→ **EXERCISE**: Please write the listing below out again exactly, leaving every picture behind.

→ **EXERCISE INPUT**:
————

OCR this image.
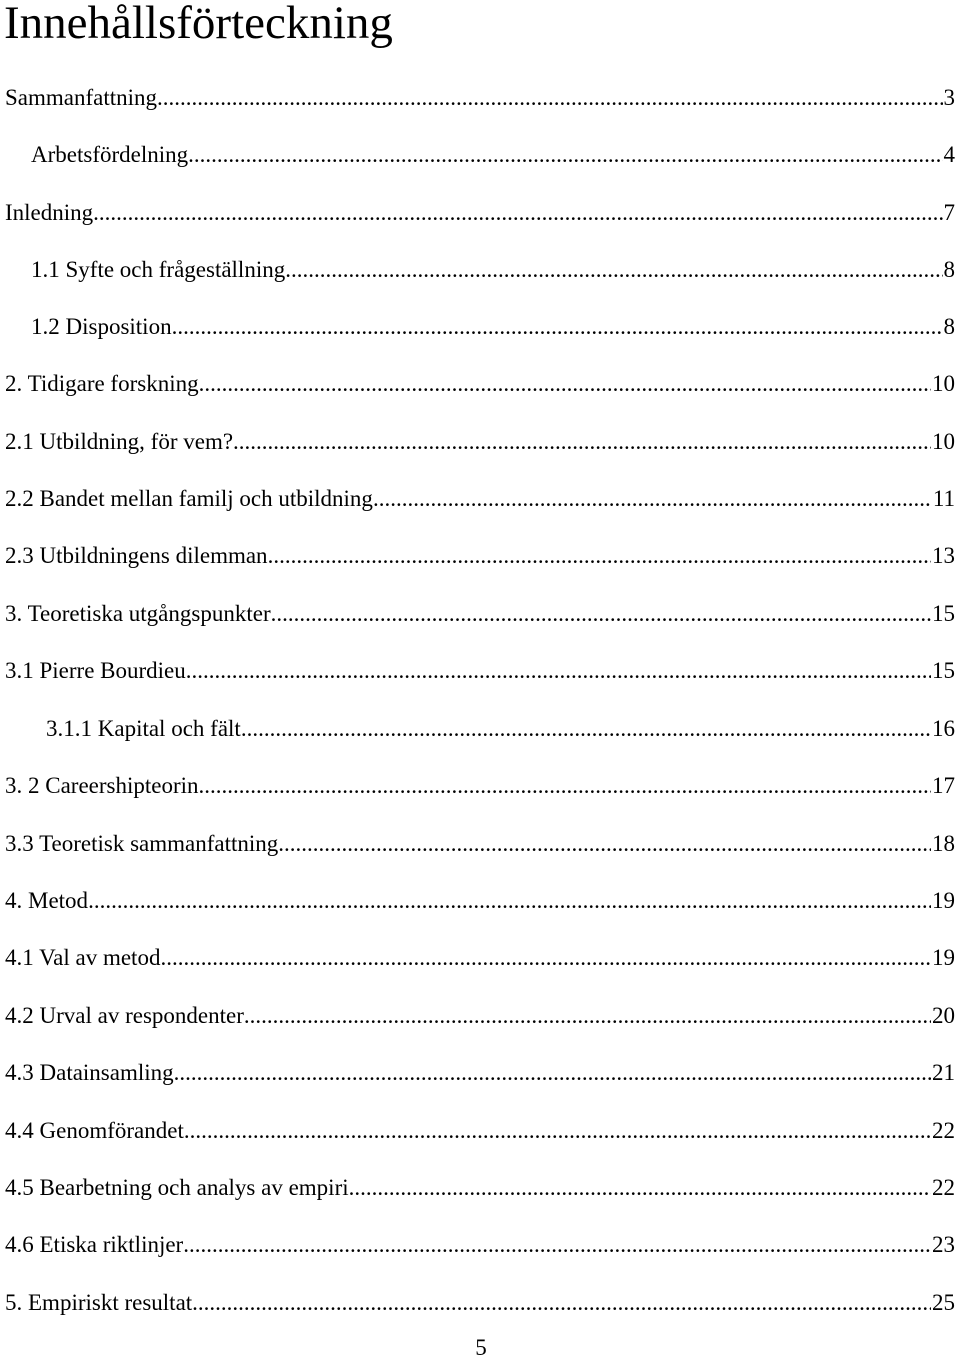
Innehållsförteckning
Sammanfattning .....	3
Arbetsfördelning .....	4
Inledning .....	7
1.1 Syfte och frågeställning .....	8
1.2 Disposition .....	8
2. Tidigare forskning .....	10
2.1 Utbildning, för vem? .....	10
2.2 Bandet mellan familj och utbildning .....	11
2.3 Utbildningens dilemman .....	13
3. Teoretiska utgångspunkter .....	15
3.1 Pierre Bourdieu .....	15
3.1.1 Kapital och fält .....	16
3. 2 Careershipteorin .....	17
3.3 Teoretisk sammanfattning .....	18
4. Metod .....	19
4.1 Val av metod .....	19
4.2 Urval av respondenter .....	20
4.3 Datainsamling .....	21
4.4 Genomförandet .....	22
4.5 Bearbetning och analys av empiri .....	22
4.6 Etiska riktlinjer .....	23
5. Empiriskt resultat .....	25
5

————

→ **RESULT OF THE EXERCISE**:
OCR this image.
Innehållsförteckning
Sammanfattning .....	3
Arbetsfördelning .....	4
Inledning .....	7
1.1 Syfte och frågeställning .....	8
1.2 Disposition .....	8
2. Tidigare forskning .....	10
2.1 Utbildning, för vem? .....	10
2.2 Bandet mellan familj och utbildning .....	11
2.3 Utbildningens dilemman .....	13
3. Teoretiska utgångspunkter .....	15
3.1 Pierre Bourdieu .....	15
3.1.1 Kapital och fält .....	16
3. 2 Careershipteorin .....	17
3.3 Teoretisk sammanfattning .....	18
4. Metod .....	19
4.1 Val av metod .....	19
4.2 Urval av respondenter .....	20
4.3 Datainsamling .....	21
4.4 Genomförandet .....	22
4.5 Bearbetning och analys av empiri .....	22
4.6 Etiska riktlinjer .....	23
5. Empiriskt resultat .....	25
5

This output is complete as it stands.